Record extracts:
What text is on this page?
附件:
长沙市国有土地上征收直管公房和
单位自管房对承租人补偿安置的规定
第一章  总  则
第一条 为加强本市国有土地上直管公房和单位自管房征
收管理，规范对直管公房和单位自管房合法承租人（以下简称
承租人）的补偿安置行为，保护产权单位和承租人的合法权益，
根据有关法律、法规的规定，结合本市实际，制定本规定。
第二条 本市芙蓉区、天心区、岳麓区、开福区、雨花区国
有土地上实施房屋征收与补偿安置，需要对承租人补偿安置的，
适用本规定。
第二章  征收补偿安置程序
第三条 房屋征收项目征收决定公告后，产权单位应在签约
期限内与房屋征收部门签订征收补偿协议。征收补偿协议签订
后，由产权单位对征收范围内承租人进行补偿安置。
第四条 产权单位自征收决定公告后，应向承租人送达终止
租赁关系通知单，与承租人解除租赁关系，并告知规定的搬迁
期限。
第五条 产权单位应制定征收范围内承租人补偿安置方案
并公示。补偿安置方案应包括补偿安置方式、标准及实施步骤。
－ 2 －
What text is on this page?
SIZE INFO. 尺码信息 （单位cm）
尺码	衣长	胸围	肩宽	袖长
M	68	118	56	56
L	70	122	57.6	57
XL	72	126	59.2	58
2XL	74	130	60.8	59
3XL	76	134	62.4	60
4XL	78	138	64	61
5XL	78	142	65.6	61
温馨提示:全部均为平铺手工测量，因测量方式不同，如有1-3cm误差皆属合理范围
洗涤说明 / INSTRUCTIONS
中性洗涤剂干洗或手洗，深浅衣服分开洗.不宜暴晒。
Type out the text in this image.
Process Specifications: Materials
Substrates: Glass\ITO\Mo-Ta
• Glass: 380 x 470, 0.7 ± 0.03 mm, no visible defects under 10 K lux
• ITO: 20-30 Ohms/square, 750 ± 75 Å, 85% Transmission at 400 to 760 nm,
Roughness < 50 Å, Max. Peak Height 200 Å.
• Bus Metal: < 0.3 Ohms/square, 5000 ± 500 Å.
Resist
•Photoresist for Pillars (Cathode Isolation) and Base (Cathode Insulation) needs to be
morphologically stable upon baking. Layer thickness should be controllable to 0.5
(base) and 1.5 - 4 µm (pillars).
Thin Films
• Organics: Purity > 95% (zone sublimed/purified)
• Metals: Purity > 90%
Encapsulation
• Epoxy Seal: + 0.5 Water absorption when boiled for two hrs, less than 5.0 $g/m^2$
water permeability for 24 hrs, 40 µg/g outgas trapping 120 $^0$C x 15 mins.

Instructions to follow: Each line from the one containing "Type out the text in this image." to the final line of the entries above must be returned exactly, and no other line may appear.

Task output:
Type out the text in this image.
Process Specifications: Materials
Substrates: Glass\ITO\Mo-Ta
• Glass: 380 x 470, 0.7 ± 0.03 mm, no visible defects under 10 K lux
• ITO: 20-30 Ohms/square, 750 ± 75 Å, 85% Transmission at 400 to 760 nm,
Roughness < 50 Å, Max. Peak Height 200 Å.
• Bus Metal: < 0.3 Ohms/square, 5000 ± 500 Å.
Resist
•Photoresist for Pillars (Cathode Isolation) and Base (Cathode Insulation) needs to be
morphologically stable upon baking. Layer thickness should be controllable to 0.5
(base) and 1.5 - 4 µm (pillars).
Thin Films
• Organics: Purity > 95% (zone sublimed/purified)
• Metals: Purity > 90%
Encapsulation
• Epoxy Seal: + 0.5 Water absorption when boiled for two hrs, less than 5.0 $g/m^2$
water permeability for 24 hrs, 40 µg/g outgas trapping 120 $^0$C x 15 mins.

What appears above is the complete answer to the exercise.